BEGIN GIVEN PASSAGE

JOURNAL ARTICLE

Major dietary patterns and their associations with cardiovascular risk factors among women in West Bengal, India

Debdutta Ganguli, Nilanjan Das, Indranil Saha, Piyali Biswas, Srinwanti Datta, Basudeb Mukhopadhyay, Debnath Chaudhuri, Saurabh Ghosh, Sanjit Dey
British Journal of Nutrition 2011, 105 (10): 1520-9
21272403
Few studies have examined dietary patterns in relation to cardiovascular risk factors in Asian populations, particularly in India. The present study was undertaken to explore dietary patterns in a general urban Bengalee population of women in West Bengal, India, and their association with cardiovascular risk factors. We performed a cross-sectional study of 701 women (aged 35 years and above) selected by cluster sampling from twelve different wards of the Kolkata Municipal Corporation (Kolkata, India). The following three major dietary patterns were identified: the 'vegetable, fruits and pulses' pattern (characterised by higher intakes of dark-yellow and green leafy vegetables, sweets, fruits, pulses, nuts, poultry and eggs, and lower intake of mustard oil); the 'hydrogenated and saturated fat and vegetable oil' pattern (characterised by higher intakes of butter, hydrogenated oil, ghee, vegetable oil, mustard oil, condiments, sweets, fish, high-fat dairy and refined grain); the 'red meat and high-fat dairy' pattern (characterised by higher intakes of red meat, high-fat dairy products, whole grain, high-energy drinks and condiments, and lower intakes of fish, refined grain and low-fat dairy products). The vegetable, fruits and pulses pattern was inversely associated with serum total cholesterol (TC), LDL-cholesterol and non-HDL-cholesterol (HDL-C) concentrations (P < 0·05 for all). The hydrogenated and saturated fat and vegetable oil pattern was positively associated with BMI, waist circumference (WC) and HDL-C concentration (P < 0·05 for all). In this Bengalee population, these three major dietary patterns were observed, and the dietary patterns were independently associated with BMI, WC and serum TC concentrations in women.

END GIVEN PASSAGE
BEGIN RAW DATA

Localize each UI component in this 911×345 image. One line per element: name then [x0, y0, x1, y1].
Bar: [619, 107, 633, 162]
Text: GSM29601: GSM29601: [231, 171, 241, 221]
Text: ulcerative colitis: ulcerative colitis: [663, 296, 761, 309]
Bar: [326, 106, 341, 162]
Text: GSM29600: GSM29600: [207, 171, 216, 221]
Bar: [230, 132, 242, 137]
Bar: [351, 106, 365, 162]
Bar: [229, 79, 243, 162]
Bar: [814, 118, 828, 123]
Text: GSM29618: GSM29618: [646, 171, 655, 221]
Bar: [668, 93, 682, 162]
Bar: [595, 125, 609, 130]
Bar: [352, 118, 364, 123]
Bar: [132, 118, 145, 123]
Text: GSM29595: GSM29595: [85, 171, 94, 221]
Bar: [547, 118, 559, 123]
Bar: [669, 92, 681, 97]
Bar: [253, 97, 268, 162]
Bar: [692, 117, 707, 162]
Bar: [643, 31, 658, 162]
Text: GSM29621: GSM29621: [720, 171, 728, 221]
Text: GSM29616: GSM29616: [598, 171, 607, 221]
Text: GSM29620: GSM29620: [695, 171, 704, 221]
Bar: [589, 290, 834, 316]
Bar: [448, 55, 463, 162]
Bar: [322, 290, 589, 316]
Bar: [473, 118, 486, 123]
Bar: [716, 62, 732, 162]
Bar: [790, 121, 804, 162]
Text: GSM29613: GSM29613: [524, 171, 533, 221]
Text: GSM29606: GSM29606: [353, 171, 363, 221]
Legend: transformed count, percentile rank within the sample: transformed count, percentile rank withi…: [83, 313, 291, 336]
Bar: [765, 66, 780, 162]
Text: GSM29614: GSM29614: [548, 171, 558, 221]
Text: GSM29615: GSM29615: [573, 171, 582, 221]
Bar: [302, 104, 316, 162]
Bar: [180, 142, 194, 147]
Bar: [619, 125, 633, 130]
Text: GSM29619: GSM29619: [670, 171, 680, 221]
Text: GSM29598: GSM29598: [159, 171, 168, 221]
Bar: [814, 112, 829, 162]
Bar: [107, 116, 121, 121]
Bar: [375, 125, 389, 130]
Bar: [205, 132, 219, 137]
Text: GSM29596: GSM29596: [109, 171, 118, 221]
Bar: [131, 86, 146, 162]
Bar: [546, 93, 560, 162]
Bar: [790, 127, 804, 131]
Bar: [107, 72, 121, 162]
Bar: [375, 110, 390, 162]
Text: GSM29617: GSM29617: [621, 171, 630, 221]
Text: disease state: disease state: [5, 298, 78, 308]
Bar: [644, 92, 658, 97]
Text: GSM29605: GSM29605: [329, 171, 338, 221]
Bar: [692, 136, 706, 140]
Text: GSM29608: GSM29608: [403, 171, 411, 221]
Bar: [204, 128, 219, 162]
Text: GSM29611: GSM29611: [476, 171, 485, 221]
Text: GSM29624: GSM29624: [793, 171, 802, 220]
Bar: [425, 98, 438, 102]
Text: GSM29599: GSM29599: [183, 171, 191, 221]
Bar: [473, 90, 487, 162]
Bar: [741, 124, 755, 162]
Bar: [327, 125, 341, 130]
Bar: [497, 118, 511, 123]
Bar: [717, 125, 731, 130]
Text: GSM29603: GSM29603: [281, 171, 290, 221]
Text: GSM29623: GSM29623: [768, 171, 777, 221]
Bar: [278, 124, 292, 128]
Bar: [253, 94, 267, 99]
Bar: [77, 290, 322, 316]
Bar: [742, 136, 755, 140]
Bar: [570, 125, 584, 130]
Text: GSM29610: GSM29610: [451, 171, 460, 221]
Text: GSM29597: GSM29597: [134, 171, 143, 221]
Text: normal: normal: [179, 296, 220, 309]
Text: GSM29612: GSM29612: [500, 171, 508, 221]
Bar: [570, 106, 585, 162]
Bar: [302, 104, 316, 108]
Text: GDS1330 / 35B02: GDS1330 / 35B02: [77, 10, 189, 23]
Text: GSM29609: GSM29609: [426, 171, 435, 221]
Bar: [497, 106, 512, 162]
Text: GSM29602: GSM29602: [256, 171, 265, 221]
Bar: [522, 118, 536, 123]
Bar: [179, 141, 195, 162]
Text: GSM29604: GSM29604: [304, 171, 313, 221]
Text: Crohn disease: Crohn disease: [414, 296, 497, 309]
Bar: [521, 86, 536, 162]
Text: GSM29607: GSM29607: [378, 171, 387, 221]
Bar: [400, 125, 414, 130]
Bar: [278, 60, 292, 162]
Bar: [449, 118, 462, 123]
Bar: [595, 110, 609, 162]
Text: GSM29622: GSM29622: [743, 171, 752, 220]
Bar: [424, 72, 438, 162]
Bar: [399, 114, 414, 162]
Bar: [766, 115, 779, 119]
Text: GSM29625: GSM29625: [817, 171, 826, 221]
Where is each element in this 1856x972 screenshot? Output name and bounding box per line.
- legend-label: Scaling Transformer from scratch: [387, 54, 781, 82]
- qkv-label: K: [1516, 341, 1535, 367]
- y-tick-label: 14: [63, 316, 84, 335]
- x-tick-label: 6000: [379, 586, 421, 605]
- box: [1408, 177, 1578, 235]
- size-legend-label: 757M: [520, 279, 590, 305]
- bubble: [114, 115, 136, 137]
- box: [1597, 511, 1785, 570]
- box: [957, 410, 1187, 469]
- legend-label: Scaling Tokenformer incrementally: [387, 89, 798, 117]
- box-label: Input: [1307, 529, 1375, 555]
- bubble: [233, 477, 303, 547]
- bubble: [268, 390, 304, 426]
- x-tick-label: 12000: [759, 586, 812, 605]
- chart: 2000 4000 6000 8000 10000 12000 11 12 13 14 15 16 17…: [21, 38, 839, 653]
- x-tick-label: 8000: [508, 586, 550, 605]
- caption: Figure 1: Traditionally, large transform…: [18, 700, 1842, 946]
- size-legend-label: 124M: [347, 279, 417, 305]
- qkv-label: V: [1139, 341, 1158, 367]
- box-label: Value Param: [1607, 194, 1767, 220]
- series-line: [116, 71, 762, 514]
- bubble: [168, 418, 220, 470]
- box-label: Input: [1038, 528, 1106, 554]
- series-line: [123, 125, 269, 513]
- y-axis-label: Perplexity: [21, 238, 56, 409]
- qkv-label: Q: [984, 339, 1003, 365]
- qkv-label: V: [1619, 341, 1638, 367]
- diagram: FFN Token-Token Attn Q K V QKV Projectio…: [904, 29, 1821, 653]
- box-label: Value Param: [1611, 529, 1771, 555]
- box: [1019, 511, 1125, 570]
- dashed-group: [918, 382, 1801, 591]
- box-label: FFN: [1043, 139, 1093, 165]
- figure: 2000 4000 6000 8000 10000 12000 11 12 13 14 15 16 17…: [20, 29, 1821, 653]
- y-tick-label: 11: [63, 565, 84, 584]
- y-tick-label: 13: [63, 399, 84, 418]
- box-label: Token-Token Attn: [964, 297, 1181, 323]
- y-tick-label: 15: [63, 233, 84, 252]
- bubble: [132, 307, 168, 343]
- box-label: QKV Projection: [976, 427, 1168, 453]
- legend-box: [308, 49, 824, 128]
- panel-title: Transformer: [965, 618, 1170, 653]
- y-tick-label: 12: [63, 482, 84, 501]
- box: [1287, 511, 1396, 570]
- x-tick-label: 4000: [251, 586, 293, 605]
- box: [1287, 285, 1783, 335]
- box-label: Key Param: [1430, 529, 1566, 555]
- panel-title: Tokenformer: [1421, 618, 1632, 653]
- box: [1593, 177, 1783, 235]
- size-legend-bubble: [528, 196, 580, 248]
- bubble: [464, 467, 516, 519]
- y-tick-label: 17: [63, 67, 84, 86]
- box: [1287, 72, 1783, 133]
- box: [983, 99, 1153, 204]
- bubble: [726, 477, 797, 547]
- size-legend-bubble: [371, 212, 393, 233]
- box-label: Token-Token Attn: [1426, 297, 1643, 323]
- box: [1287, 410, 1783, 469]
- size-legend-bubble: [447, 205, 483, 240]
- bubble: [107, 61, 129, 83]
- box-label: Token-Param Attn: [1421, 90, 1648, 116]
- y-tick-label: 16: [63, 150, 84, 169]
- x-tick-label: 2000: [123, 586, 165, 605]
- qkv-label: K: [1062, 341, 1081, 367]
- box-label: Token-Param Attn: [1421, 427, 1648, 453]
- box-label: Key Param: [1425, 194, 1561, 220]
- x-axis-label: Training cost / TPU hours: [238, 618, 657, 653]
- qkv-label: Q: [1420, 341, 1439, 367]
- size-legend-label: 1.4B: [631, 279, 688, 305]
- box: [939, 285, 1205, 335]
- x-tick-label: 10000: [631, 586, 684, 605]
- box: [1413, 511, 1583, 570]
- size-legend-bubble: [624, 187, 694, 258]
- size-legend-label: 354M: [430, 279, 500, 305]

END RAW DATA

● **WHAT THE TASK REQUIRES**
In the journal abstract on dietary patterns, how many women were in the cross-sectional study, and what was their age range?

● **SOLUTION**
701 women, aged 35 years and above.